The Evangelisches Gymnasium zum Grauen Kloster, located in suburban Schmargendorf, Berlin, is an independent school with a humanistic profile, known as one of the most prestigious schools in Germany. Founded by the Evangelical Church in West Berlin in 1949 as the Evangelisches Gymnasium, it continues the traditions of the ancient Berlinisches Gymnasium zum Grauen Kloster,  the oldest Gymnasium in Berlin, which for hundreds of years was situated in former monastery buildings in the city's Mitte district, closed by the East Germans in 1958. In 1963 the Evangelisches Gymnasium of West Berlin adopted its traditions and added "zum Grauen Kloster" to its name.

Curriculum
The Evangelisches Gymnasium zum Grauen Kloster is one of the last schools in Berlin offering the entire range of classical education with Latin and Ancient Greek as compulsory subjects. The students learn foreign languages in this order: English (year 5), Latin (year 5), Ancient Greek (year 8), French (year 9 optional). Additionally, it is possible to learn Hebrew.

Extracurricular activities
The debating society deserves particular mention as members of the society have won several Jugend debattiert student competitions over the last years. Rowing and Hockey are popular activities as well.

History

The original school was established on 13 July 1574 by Elector John George of Hohenzollern as the first Protestant Latin school in Brandenburg at the site of a medieval Greyfriars monastery (Graues Kloster), that had been secularised in 1539 in the course of the Reformation. The premises were centered around the Gothic abbey church dating from the 13th century, whose ruins are still being visible near Alexanderplatz.

After the ancient school's buildings had been destroyed by Allied air raids in 1945, the original school moved several times. After the political division of Berlin in 1949, the Gymnasium zum Grauen Kloster found itself in East Berlin and the Evangelical Church established the present school in West Berlin as the Evangelisches Gymnasium. This found a new home in Schmargendorf in 1954. In 1958 the Gymnasium zum Grauen Kloster was officially abolished by the Communist authorities, and in 1963 the Evangelisches Gymnasium adopted its traditions and name.

The remnants of the original school's library, including donations by Sigismund Streit and Christoph Friedrich Nicolai, are now kept at the Zentral- und Landesbibliothek Berlin.

----

Brief 1:
Name every language the school article says students can learn at the school.

Records provided:
----

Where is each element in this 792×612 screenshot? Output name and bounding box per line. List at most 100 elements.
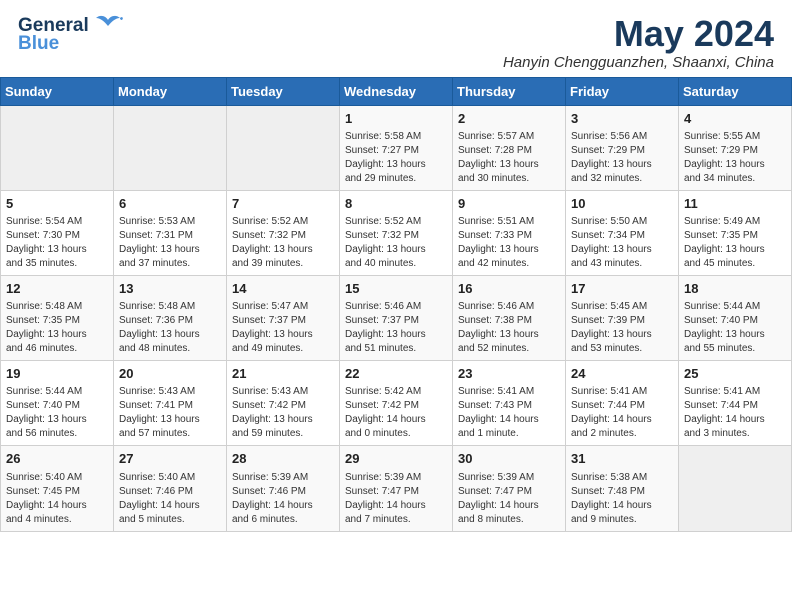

----

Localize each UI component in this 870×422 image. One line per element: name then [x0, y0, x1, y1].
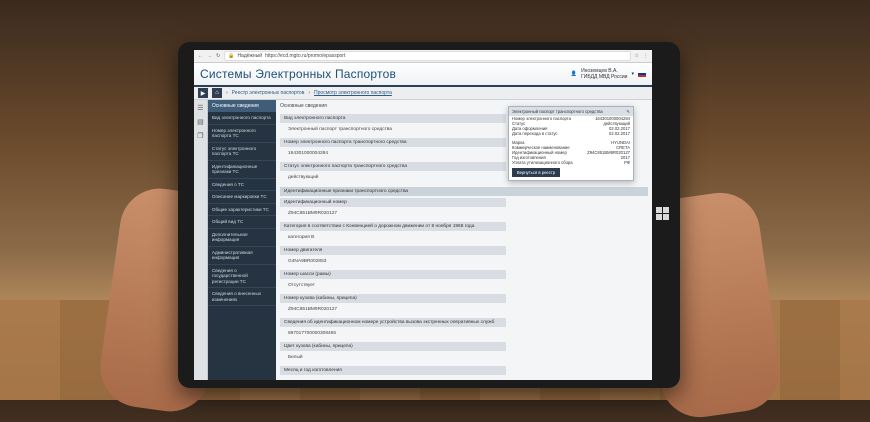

----

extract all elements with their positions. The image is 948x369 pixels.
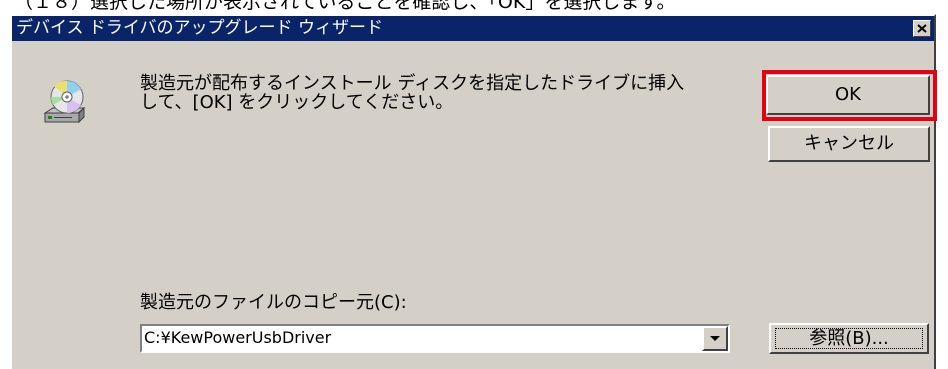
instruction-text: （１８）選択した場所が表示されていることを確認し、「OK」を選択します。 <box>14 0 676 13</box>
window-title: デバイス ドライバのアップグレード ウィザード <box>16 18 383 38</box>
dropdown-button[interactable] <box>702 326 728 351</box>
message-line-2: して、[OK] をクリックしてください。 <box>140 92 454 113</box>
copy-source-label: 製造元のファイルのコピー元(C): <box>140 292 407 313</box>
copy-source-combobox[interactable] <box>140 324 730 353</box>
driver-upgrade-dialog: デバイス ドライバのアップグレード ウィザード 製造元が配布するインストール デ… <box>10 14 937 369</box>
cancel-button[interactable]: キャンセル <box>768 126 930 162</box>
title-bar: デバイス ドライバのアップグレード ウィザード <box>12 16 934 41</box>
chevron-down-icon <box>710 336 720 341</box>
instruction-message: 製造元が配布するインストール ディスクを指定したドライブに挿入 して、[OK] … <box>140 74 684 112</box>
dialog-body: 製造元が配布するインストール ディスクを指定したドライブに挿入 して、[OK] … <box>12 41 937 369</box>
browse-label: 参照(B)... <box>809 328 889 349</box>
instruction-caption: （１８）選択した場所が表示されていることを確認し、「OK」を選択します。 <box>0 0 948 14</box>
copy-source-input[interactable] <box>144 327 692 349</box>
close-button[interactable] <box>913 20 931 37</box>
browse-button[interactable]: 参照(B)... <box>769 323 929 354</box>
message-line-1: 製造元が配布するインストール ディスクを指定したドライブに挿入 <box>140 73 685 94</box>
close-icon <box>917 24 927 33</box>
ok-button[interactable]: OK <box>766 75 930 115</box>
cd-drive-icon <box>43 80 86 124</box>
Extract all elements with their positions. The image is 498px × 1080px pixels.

----

Brief 2:
In the entries, quote everything from the line containing "extract all elements with their positions. The image is 948x369" down to the line containing "message-line-2: して、[OK] をクリックしてください。", including both of those lines. Omit any picture.

Right answer 1:
English, Latin, Ancient Greek, French, and Hebrew.

Right answer 2:
extract all elements with their positions. The image is 948x369 pixels.
instruction-text: （１８）選択した場所が表示されていることを確認し、「OK」を選択します。 <box>14 0 676 13</box>
window-title: デバイス ドライバのアップグレード ウィザード <box>16 18 383 38</box>
dropdown-button[interactable] <box>702 326 728 351</box>
message-line-2: して、[OK] をクリックしてください。 <box>140 92 454 113</box>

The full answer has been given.